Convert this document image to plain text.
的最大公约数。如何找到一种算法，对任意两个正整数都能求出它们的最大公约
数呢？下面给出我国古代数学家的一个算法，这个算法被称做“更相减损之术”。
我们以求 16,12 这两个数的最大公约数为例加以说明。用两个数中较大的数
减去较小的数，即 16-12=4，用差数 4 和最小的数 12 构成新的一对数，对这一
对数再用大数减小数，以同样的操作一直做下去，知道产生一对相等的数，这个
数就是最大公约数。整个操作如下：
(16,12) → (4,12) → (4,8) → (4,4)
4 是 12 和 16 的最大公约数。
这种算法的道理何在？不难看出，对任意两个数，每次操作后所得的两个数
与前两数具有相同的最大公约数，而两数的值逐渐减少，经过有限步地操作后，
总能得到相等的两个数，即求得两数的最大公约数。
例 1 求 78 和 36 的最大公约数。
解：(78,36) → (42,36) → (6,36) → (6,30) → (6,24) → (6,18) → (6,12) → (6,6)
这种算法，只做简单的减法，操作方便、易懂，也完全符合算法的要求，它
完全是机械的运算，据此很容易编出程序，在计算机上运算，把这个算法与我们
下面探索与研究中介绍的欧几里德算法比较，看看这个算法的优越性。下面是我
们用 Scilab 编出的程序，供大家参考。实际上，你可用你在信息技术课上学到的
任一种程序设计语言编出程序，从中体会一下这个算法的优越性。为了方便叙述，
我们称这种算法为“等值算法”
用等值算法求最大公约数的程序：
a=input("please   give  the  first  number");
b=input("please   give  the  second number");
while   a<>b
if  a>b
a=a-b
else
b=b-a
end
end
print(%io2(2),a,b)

::::

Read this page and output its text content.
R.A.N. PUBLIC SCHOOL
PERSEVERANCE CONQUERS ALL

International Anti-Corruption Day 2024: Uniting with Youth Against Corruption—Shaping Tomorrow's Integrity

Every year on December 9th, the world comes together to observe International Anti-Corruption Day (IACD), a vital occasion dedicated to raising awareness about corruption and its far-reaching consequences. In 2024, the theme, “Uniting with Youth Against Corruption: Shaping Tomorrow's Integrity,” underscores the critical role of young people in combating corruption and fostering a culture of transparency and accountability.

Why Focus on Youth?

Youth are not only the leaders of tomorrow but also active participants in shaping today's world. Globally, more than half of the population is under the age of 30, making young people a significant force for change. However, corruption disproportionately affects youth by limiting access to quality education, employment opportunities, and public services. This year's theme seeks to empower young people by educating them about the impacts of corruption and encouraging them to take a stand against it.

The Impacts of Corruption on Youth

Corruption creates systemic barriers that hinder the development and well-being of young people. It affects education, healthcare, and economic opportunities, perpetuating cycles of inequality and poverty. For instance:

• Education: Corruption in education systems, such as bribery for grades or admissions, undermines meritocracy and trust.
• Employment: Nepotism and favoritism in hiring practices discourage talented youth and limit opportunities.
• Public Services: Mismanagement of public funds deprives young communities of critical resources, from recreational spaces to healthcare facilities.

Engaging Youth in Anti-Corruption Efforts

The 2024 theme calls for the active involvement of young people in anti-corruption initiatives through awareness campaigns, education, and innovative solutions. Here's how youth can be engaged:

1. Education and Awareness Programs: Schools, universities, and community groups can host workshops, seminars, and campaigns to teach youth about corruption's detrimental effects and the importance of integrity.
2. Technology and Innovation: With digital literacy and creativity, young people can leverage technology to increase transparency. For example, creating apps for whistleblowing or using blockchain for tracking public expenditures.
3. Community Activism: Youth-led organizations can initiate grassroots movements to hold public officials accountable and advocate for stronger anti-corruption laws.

::::

Exercise goal: Look through the entries above; copy every line holding the string "campaigns".

Answer in full:
The 2024 theme calls for the active involvement of young people in anti-corruption initiatives through awareness campaigns, education, and innovative solutions. Here's how youth can be engaged:
1. Education and Awareness Programs: Schools, universities, and community groups can host workshops, seminars, and campaigns to teach youth about corruption's detrimental effects and the importance of integrity.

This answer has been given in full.